• _Description of the task_: Every entry needs to be printed exactly, please.

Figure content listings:
_ _ _ _ _

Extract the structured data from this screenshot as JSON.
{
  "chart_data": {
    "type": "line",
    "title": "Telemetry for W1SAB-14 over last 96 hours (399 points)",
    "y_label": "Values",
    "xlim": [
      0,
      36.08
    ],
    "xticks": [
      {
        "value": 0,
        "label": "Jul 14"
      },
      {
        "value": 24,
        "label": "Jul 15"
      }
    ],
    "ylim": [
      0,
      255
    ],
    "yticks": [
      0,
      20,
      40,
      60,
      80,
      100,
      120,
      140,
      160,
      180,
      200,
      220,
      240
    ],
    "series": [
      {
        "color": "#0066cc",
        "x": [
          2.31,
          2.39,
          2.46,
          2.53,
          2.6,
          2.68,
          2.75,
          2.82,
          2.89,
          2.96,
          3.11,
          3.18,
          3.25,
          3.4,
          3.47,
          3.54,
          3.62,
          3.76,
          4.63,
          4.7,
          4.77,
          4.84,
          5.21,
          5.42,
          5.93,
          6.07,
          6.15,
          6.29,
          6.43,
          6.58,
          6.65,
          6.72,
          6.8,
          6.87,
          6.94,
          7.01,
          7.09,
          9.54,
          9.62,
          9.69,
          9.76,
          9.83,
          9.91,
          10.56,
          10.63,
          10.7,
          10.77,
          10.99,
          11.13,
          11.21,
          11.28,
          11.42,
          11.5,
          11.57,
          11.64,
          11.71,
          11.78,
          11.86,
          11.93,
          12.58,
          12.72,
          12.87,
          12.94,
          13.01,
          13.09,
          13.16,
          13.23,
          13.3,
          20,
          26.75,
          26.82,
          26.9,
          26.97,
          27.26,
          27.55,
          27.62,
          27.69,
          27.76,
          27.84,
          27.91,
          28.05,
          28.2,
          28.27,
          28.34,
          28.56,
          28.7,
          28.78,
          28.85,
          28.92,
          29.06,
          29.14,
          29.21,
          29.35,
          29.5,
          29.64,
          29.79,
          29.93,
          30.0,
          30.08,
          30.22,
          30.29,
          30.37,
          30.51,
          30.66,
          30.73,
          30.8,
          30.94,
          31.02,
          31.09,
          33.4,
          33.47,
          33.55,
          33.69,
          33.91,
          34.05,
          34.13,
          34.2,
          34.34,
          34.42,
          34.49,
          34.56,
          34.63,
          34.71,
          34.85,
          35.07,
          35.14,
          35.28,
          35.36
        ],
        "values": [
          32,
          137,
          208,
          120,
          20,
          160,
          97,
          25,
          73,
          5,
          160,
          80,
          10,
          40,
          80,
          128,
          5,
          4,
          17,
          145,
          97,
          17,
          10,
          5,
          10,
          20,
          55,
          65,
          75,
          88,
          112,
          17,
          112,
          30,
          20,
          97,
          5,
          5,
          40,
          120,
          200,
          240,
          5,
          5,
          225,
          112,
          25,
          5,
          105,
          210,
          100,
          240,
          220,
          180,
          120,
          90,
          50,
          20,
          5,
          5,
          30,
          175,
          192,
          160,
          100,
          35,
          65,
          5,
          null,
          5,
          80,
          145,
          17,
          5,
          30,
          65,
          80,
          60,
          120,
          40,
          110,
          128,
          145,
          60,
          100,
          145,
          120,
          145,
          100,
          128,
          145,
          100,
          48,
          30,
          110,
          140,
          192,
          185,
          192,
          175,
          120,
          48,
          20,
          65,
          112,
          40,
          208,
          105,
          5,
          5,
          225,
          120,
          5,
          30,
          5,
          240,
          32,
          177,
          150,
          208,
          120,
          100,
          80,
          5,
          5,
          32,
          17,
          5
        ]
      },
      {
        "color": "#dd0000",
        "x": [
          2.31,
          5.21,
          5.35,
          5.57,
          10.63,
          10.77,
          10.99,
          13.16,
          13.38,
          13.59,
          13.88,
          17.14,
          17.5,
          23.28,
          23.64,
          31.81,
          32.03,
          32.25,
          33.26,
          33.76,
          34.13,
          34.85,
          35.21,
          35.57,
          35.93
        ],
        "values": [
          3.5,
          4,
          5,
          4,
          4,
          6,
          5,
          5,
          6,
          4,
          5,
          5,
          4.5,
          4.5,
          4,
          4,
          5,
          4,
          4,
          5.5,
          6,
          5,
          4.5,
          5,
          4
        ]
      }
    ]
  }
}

_ _ _ _ _

• _Reply_:
Extract the structured data from this screenshot as JSON.
{
  "chart_data": {
    "type": "line",
    "title": "Telemetry for W1SAB-14 over last 96 hours (399 points)",
    "y_label": "Values",
    "xlim": [
      0,
      36.08
    ],
    "xticks": [
      {
        "value": 0,
        "label": "Jul 14"
      },
      {
        "value": 24,
        "label": "Jul 15"
      }
    ],
    "ylim": [
      0,
      255
    ],
    "yticks": [
      0,
      20,
      40,
      60,
      80,
      100,
      120,
      140,
      160,
      180,
      200,
      220,
      240
    ],
    "series": [
      {
        "color": "#0066cc",
        "x": [
          2.31,
          2.39,
          2.46,
          2.53,
          2.6,
          2.68,
          2.75,
          2.82,
          2.89,
          2.96,
          3.11,
          3.18,
          3.25,
          3.4,
          3.47,
          3.54,
          3.62,
          3.76,
          4.63,
          4.7,
          4.77,
          4.84,
          5.21,
          5.42,
          5.93,
          6.07,
          6.15,
          6.29,
          6.43,
          6.58,
          6.65,
          6.72,
          6.8,
          6.87,
          6.94,
          7.01,
          7.09,
          9.54,
          9.62,
          9.69,
          9.76,
          9.83,
          9.91,
          10.56,
          10.63,
          10.7,
          10.77,
          10.99,
          11.13,
          11.21,
          11.28,
          11.42,
          11.5,
          11.57,
          11.64,
          11.71,
          11.78,
          11.86,
          11.93,
          12.58,
          12.72,
          12.87,
          12.94,
          13.01,
          13.09,
          13.16,
          13.23,
          13.3,
          20,
          26.75,
          26.82,
          26.9,
          26.97,
          27.26,
          27.55,
          27.62,
          27.69,
          27.76,
          27.84,
          27.91,
          28.05,
          28.2,
          28.27,
          28.34,
          28.56,
          28.7,
          28.78,
          28.85,
          28.92,
          29.06,
          29.14,
          29.21,
          29.35,
          29.5,
          29.64,
          29.79,
          29.93,
          30.0,
          30.08,
          30.22,
          30.29,
          30.37,
          30.51,
          30.66,
          30.73,
          30.8,
          30.94,
          31.02,
          31.09,
          33.4,
          33.47,
          33.55,
          33.69,
          33.91,
          34.05,
          34.13,
          34.2,
          34.34,
          34.42,
          34.49,
          34.56,
          34.63,
          34.71,
          34.85,
          35.07,
          35.14,
          35.28,
          35.36
        ],
        "values": [
          32,
          137,
          208,
          120,
          20,
          160,
          97,
          25,
          73,
          5,
          160,
          80,
          10,
          40,
          80,
          128,
          5,
          4,
          17,
          145,
          97,
          17,
          10,
          5,
          10,
          20,
          55,
          65,
          75,
          88,
          112,
          17,
          112,
          30,
          20,
          97,
          5,
          5,
          40,
          120,
          200,
          240,
          5,
          5,
          225,
          112,
          25,
          5,
          105,
          210,
          100,
          240,
          220,
          180,
          120,
          90,
          50,
          20,
          5,
          5,
          30,
          175,
          192,
          160,
          100,
          35,
          65,
          5,
          null,
          5,
          80,
          145,
          17,
          5,
          30,
          65,
          80,
          60,
          120,
          40,
          110,
          128,
          145,
          60,
          100,
          145,
          120,
          145,
          100,
          128,
          145,
          100,
          48,
          30,
          110,
          140,
          192,
          185,
          192,
          175,
          120,
          48,
          20,
          65,
          112,
          40,
          208,
          105,
          5,
          5,
          225,
          120,
          5,
          30,
          5,
          240,
          32,
          177,
          150,
          208,
          120,
          100,
          80,
          5,
          5,
          32,
          17,
          5
        ]
      },
      {
        "color": "#dd0000",
        "x": [
          2.31,
          5.21,
          5.35,
          5.57,
          10.63,
          10.77,
          10.99,
          13.16,
          13.38,
          13.59,
          13.88,
          17.14,
          17.5,
          23.28,
          23.64,
          31.81,
          32.03,
          32.25,
          33.26,
          33.76,
          34.13,
          34.85,
          35.21,
          35.57,
          35.93
        ],
        "values": [
          3.5,
          4,
          5,
          4,
          4,
          6,
          5,
          5,
          6,
          4,
          5,
          5,
          4.5,
          4.5,
          4,
          4,
          5,
          4,
          4,
          5.5,
          6,
          5,
          4.5,
          5,
          4
        ]
      }
    ]
  }
}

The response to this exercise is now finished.